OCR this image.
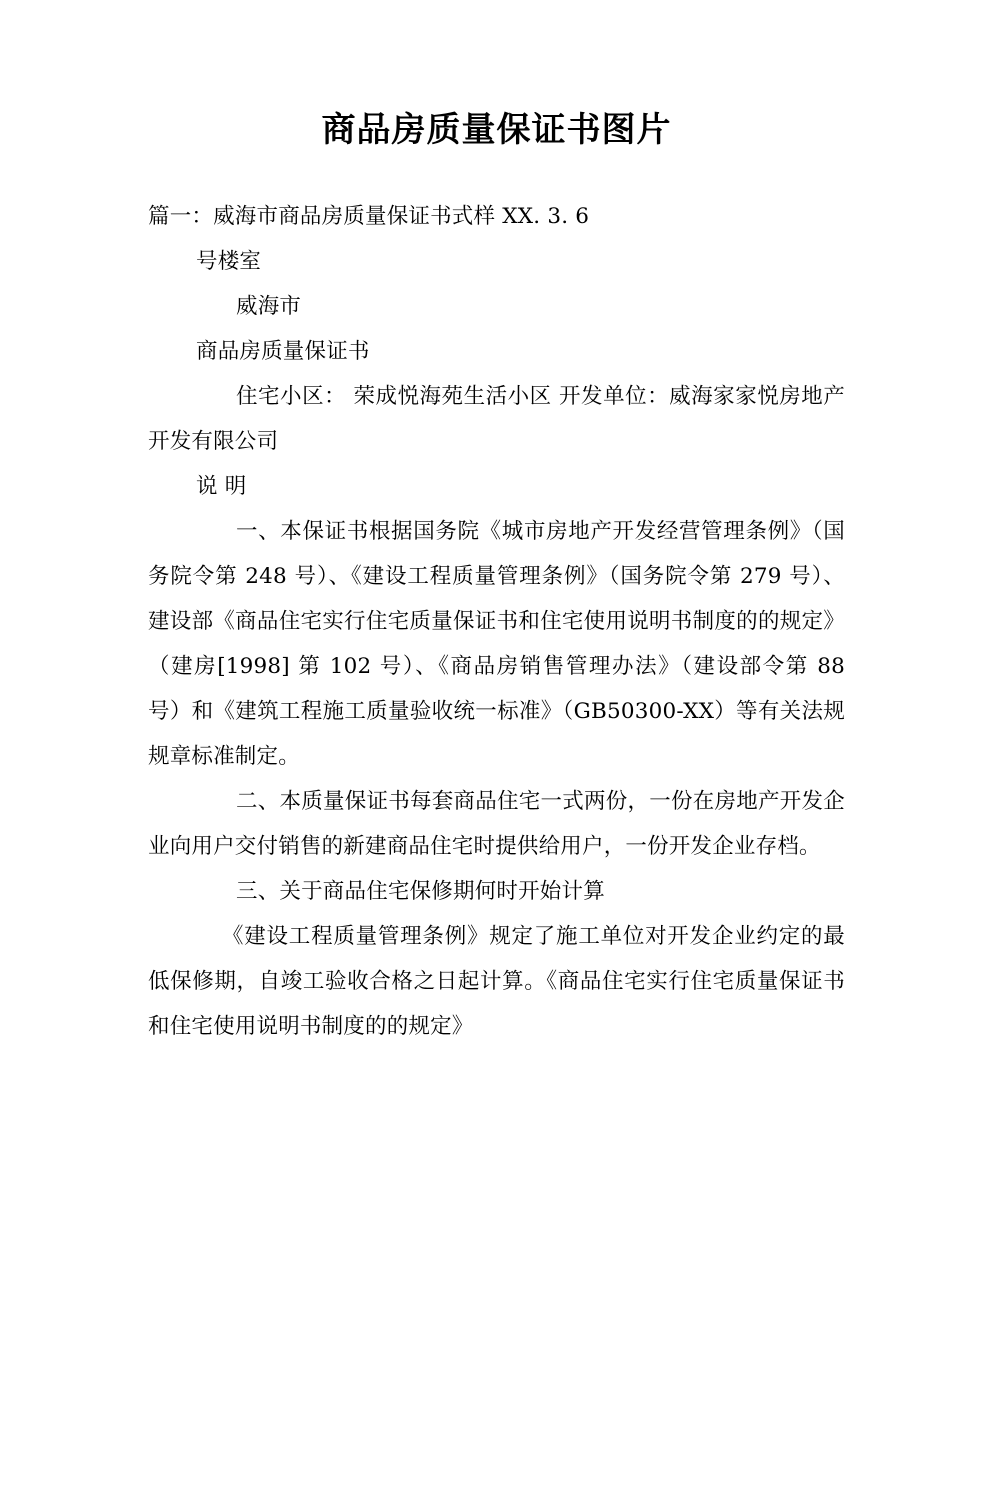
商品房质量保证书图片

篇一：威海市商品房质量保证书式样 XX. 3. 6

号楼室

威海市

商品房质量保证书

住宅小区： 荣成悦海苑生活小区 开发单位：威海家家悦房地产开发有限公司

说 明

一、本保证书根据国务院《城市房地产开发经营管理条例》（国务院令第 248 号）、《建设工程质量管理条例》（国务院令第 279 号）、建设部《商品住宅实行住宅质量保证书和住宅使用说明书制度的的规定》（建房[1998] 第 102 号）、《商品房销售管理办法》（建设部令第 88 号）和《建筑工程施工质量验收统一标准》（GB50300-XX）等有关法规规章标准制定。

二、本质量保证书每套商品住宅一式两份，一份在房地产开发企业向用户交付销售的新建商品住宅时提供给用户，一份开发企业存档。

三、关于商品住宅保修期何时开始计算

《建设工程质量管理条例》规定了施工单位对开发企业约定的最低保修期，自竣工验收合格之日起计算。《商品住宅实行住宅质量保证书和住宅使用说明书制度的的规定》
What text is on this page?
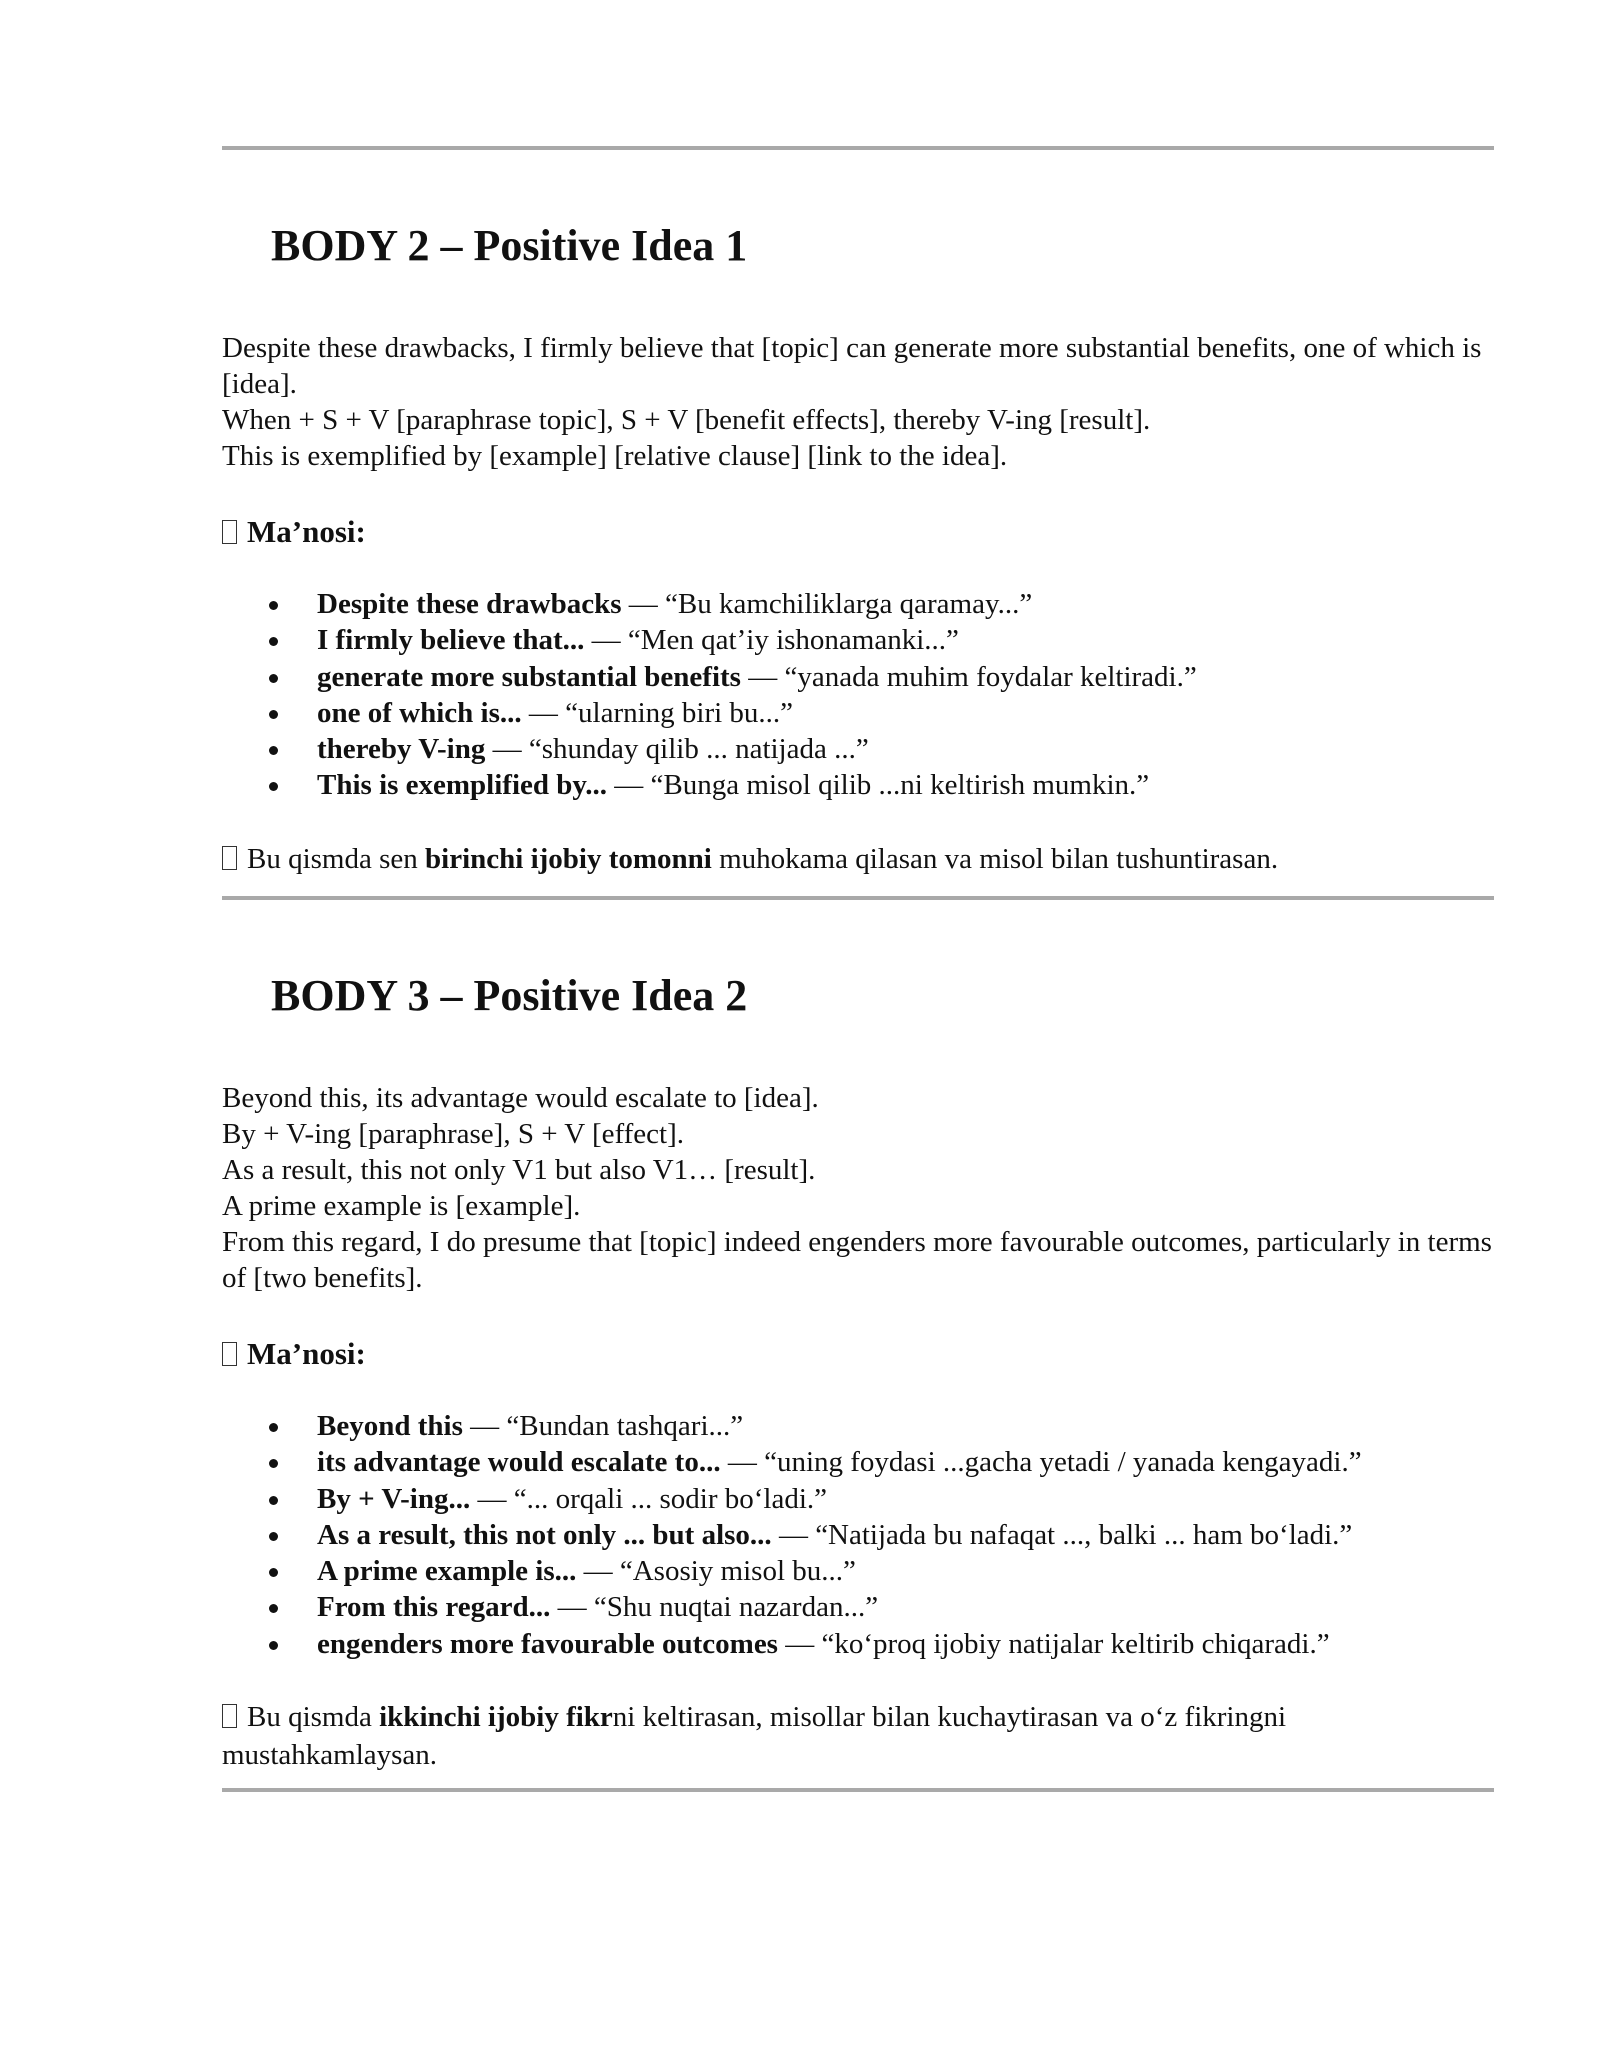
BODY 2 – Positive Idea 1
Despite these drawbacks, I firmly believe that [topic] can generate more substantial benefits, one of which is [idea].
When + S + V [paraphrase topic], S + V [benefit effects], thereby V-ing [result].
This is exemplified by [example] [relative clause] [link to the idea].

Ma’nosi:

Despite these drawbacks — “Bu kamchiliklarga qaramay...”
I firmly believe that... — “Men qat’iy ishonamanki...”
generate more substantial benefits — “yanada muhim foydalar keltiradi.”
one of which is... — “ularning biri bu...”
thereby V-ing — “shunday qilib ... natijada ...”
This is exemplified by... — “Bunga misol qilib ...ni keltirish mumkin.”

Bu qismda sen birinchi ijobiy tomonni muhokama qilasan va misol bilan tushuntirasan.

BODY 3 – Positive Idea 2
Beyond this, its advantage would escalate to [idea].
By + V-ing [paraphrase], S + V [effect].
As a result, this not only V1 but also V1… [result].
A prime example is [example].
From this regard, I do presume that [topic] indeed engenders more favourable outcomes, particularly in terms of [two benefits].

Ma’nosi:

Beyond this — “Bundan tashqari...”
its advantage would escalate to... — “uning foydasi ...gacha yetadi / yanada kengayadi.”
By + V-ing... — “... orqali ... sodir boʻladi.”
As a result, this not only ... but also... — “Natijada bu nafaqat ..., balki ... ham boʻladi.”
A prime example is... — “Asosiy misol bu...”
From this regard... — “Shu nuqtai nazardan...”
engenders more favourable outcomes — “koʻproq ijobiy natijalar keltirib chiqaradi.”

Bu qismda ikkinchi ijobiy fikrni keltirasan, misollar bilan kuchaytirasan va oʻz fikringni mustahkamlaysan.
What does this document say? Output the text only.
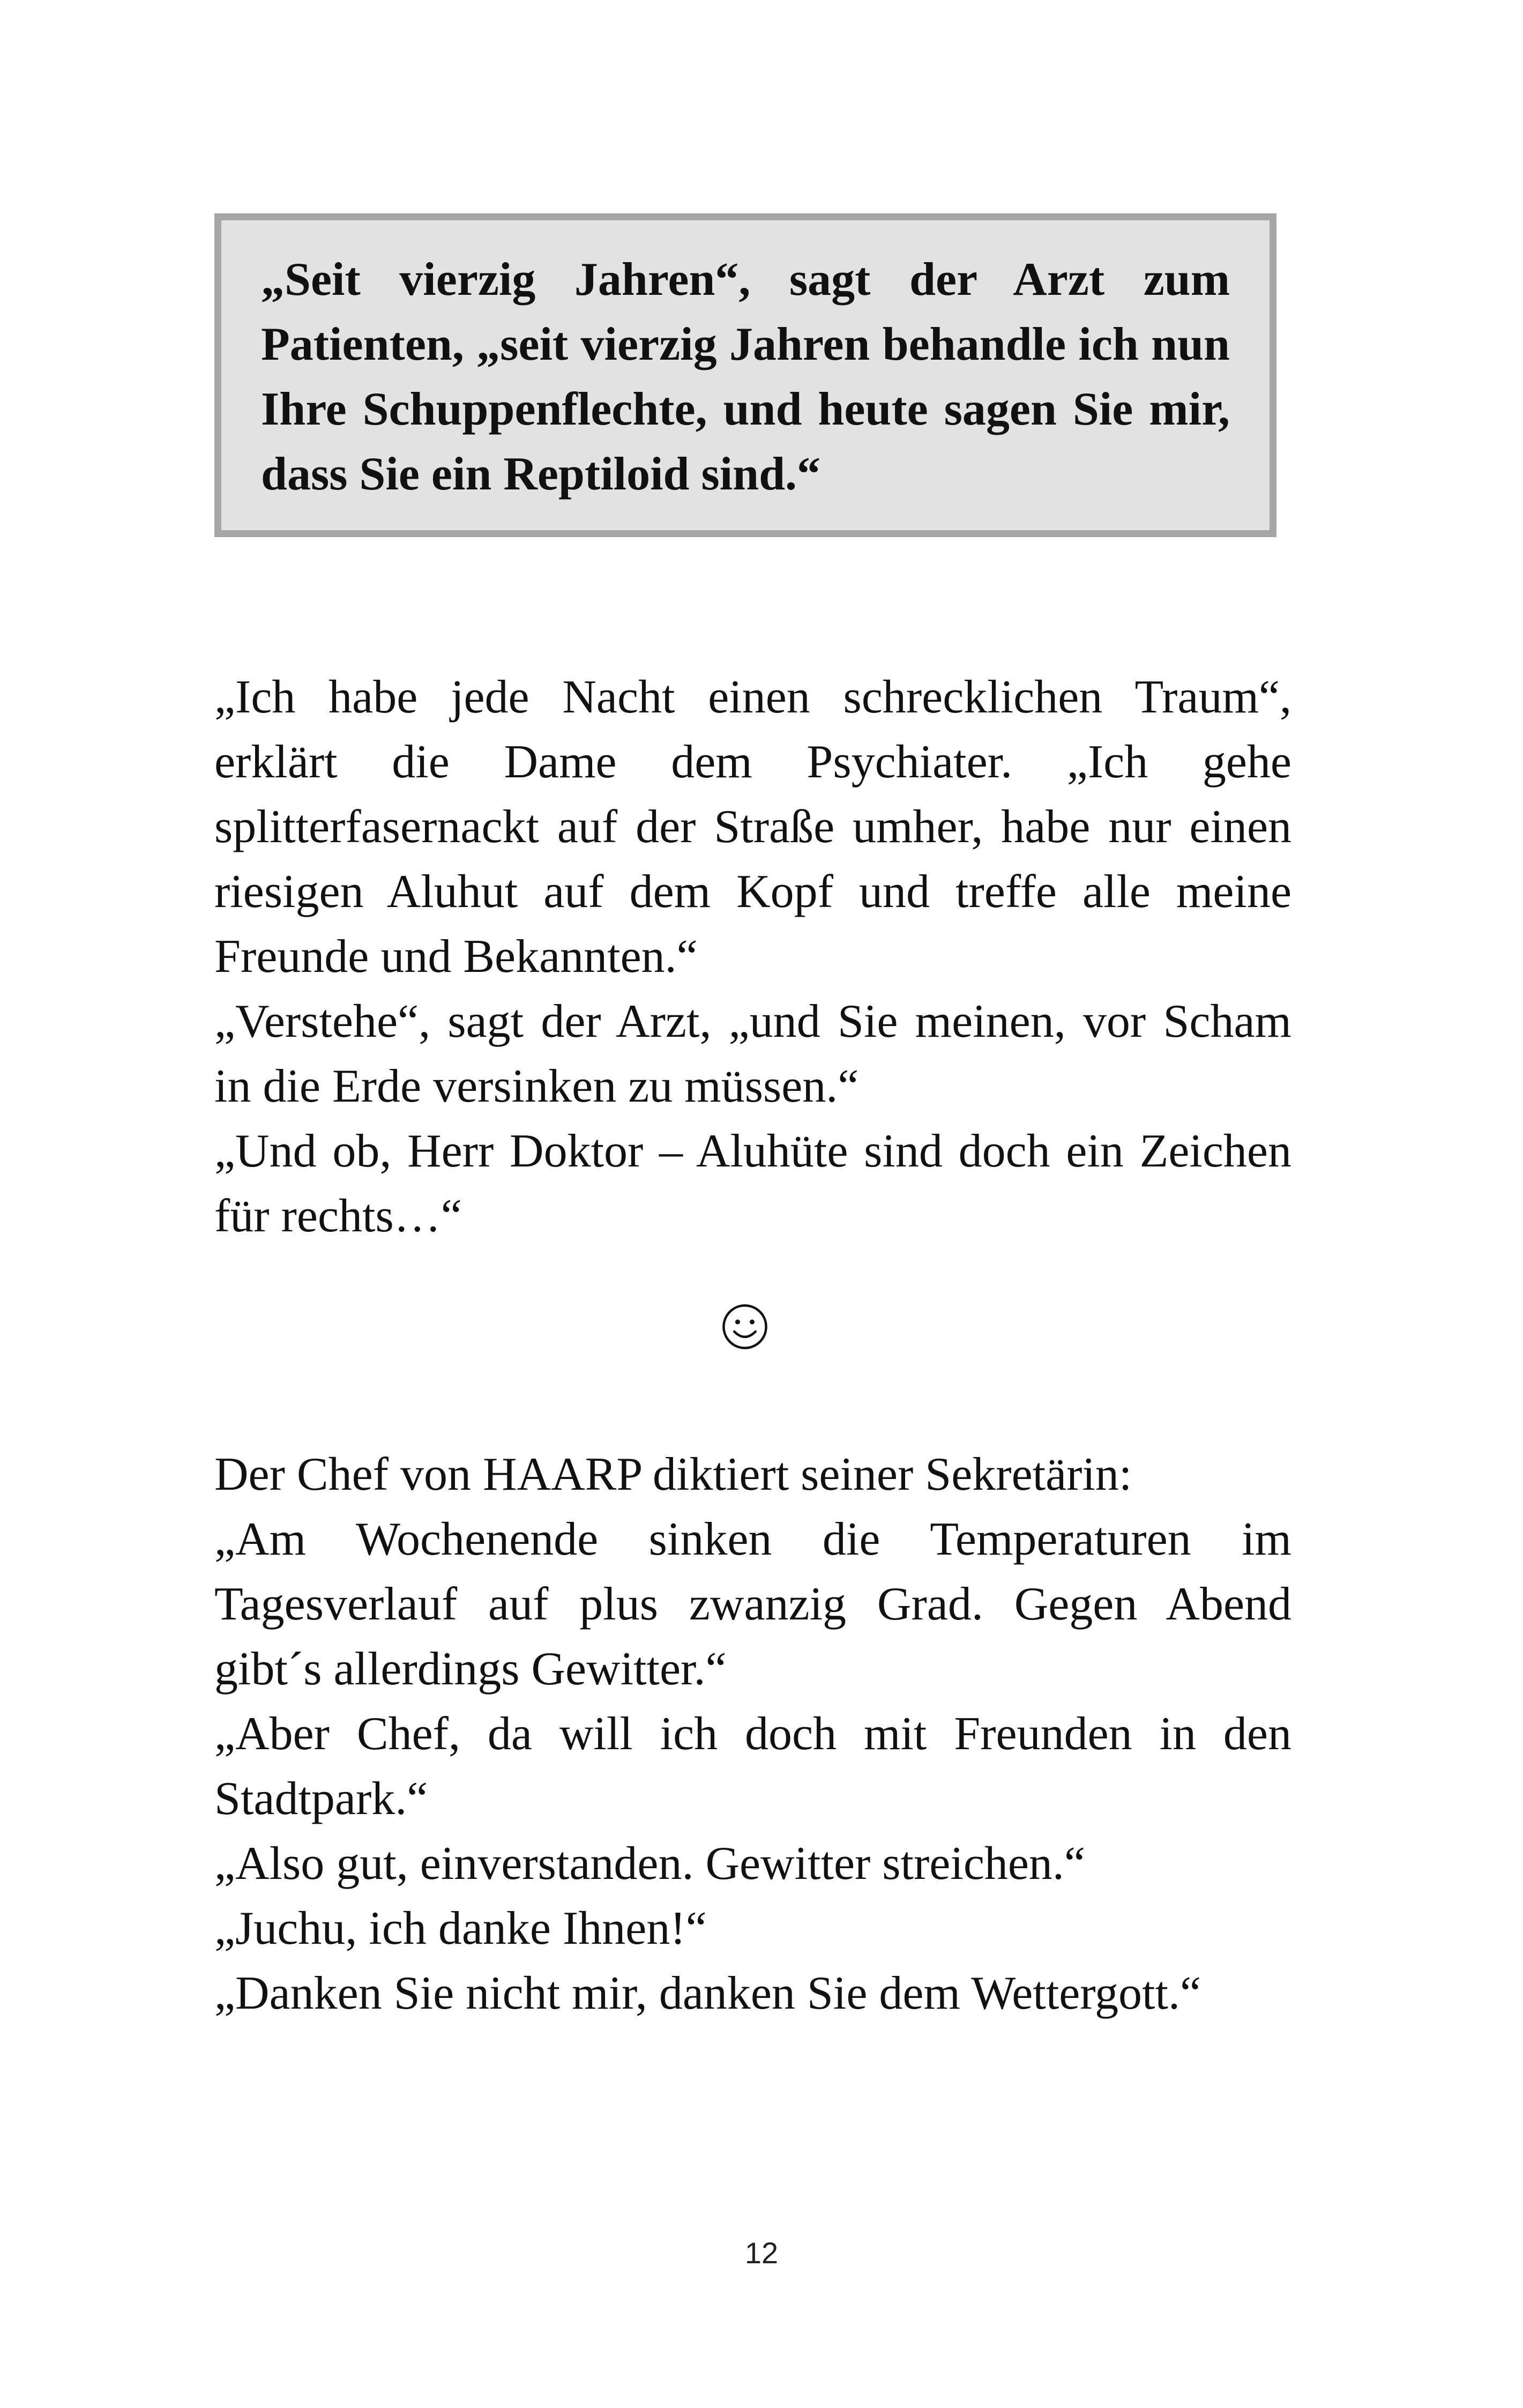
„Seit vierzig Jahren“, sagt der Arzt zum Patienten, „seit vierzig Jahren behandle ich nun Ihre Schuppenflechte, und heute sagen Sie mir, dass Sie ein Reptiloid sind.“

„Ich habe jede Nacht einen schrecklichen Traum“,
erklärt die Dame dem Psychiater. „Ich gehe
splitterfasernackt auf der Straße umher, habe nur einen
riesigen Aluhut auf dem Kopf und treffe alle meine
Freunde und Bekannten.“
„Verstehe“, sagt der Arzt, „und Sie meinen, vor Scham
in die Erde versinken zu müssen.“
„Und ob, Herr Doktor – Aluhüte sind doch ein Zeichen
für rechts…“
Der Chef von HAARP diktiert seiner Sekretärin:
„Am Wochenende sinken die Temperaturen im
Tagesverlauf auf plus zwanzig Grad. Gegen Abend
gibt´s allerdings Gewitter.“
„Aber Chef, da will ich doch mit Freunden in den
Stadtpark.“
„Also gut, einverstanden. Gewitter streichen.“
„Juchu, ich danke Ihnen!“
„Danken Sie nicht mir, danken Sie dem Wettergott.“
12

## YOUR TASK
Scan the material and collect every line that contains "generate".

## FINAL ANSWER
Despite these drawbacks, I firmly believe that [topic] can generate more substantial benefits, one of which is [idea].
generate more substantial benefits — “yanada muhim foydalar keltiradi.”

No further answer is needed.